● **STATED GOAL**:
From the records below, pull each line that has "enim".

● **RECORDED INFORMATION**:

====================

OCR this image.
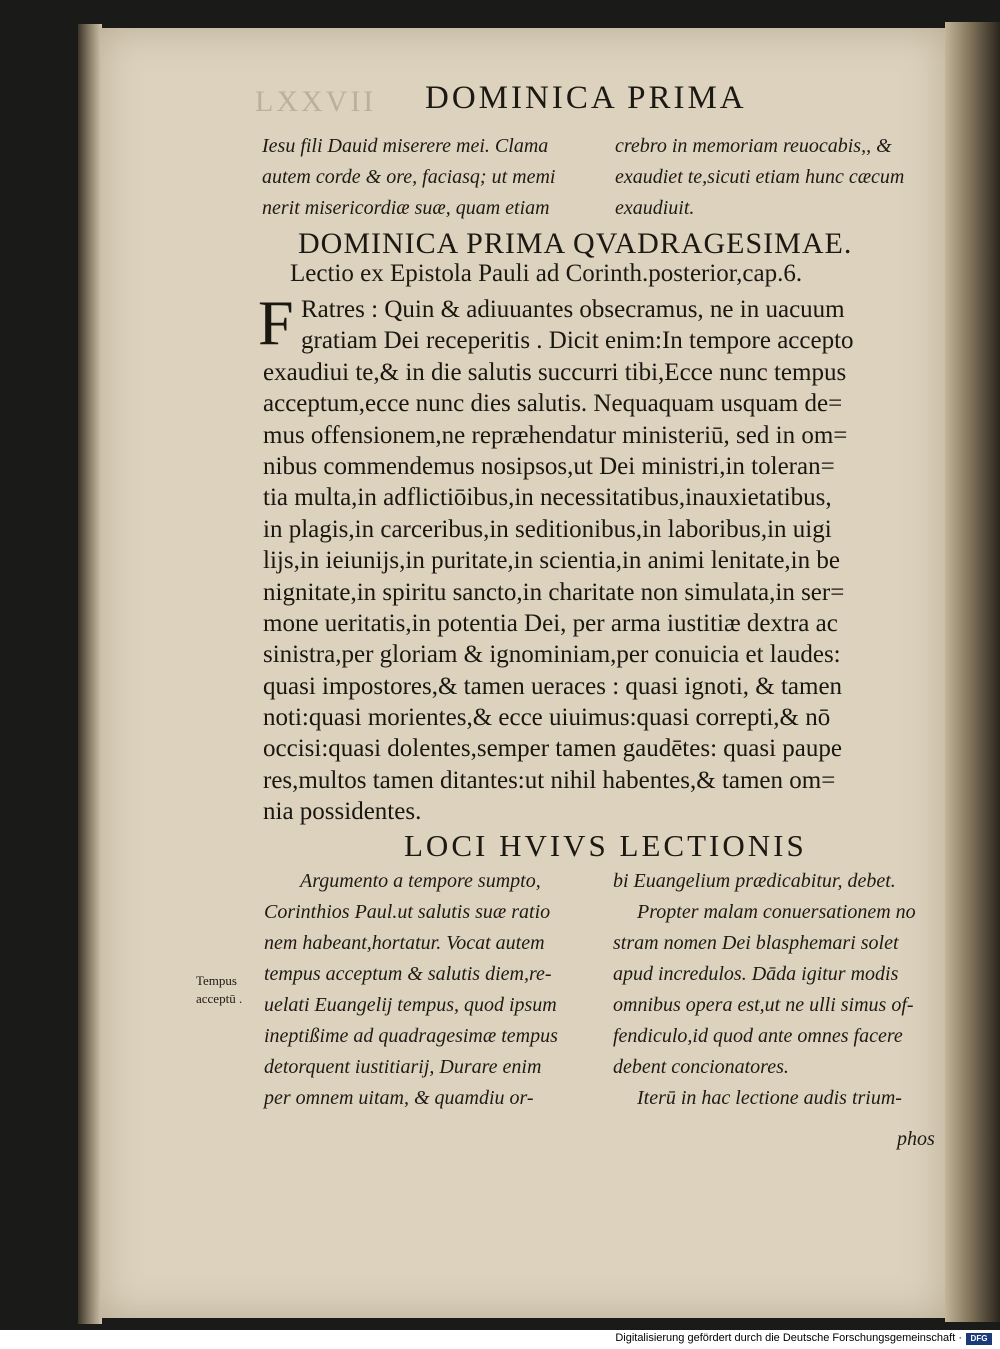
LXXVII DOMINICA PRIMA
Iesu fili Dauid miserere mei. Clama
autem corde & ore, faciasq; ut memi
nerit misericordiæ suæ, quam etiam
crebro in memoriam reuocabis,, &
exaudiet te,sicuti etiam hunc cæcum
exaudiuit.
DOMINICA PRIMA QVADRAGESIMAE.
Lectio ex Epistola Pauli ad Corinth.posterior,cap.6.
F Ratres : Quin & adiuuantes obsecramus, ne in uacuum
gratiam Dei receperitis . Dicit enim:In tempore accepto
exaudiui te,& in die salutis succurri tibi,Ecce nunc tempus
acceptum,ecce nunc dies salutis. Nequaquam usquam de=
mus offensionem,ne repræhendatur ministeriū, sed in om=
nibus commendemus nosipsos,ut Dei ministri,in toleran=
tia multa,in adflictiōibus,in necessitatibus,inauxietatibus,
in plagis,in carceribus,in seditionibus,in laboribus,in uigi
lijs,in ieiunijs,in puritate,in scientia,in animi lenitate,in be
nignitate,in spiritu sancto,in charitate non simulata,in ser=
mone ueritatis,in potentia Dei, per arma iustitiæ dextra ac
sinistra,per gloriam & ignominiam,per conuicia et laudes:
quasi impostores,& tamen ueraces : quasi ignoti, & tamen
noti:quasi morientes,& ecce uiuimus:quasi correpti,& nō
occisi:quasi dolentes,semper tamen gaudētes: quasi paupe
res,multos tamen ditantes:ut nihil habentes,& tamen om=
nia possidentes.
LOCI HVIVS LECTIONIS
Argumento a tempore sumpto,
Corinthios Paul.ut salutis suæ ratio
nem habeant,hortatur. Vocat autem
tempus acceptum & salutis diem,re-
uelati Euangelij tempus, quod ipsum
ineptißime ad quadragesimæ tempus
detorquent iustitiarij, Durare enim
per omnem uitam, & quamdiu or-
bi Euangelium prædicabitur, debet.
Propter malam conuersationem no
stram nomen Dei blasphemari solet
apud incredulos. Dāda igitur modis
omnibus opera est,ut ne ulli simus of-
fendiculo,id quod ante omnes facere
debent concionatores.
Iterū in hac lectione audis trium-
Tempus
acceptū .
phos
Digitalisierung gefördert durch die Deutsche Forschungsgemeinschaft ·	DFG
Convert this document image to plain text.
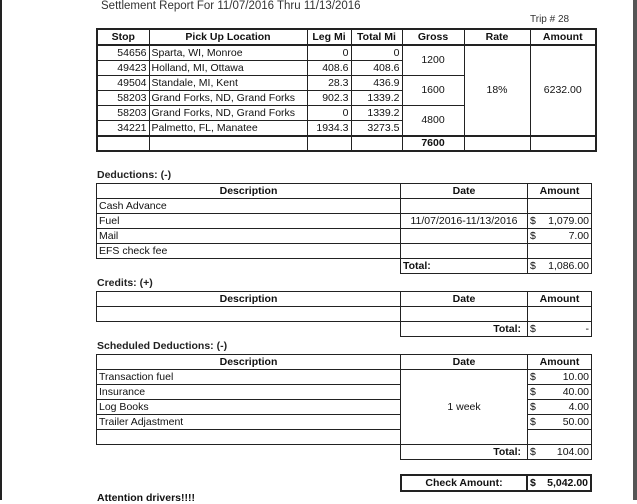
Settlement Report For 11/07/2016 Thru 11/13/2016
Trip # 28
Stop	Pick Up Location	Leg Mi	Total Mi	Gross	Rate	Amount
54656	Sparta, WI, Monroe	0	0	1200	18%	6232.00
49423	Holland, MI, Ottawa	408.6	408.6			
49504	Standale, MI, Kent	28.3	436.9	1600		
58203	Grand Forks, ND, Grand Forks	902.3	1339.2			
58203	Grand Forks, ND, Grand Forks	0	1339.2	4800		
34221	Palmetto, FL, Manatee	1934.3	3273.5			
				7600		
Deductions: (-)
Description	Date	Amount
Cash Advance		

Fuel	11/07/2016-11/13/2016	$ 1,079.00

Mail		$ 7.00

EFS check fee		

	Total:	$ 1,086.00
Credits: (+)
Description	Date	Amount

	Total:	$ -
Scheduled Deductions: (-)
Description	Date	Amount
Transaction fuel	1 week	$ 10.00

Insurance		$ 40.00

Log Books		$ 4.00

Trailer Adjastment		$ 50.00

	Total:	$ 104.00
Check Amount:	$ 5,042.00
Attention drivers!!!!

====================

● **RESULT OF THE TASK**:
gratiam Dei receperitis . Dicit enim:In tempore accepto
detorquent iustitiarij, Durare enim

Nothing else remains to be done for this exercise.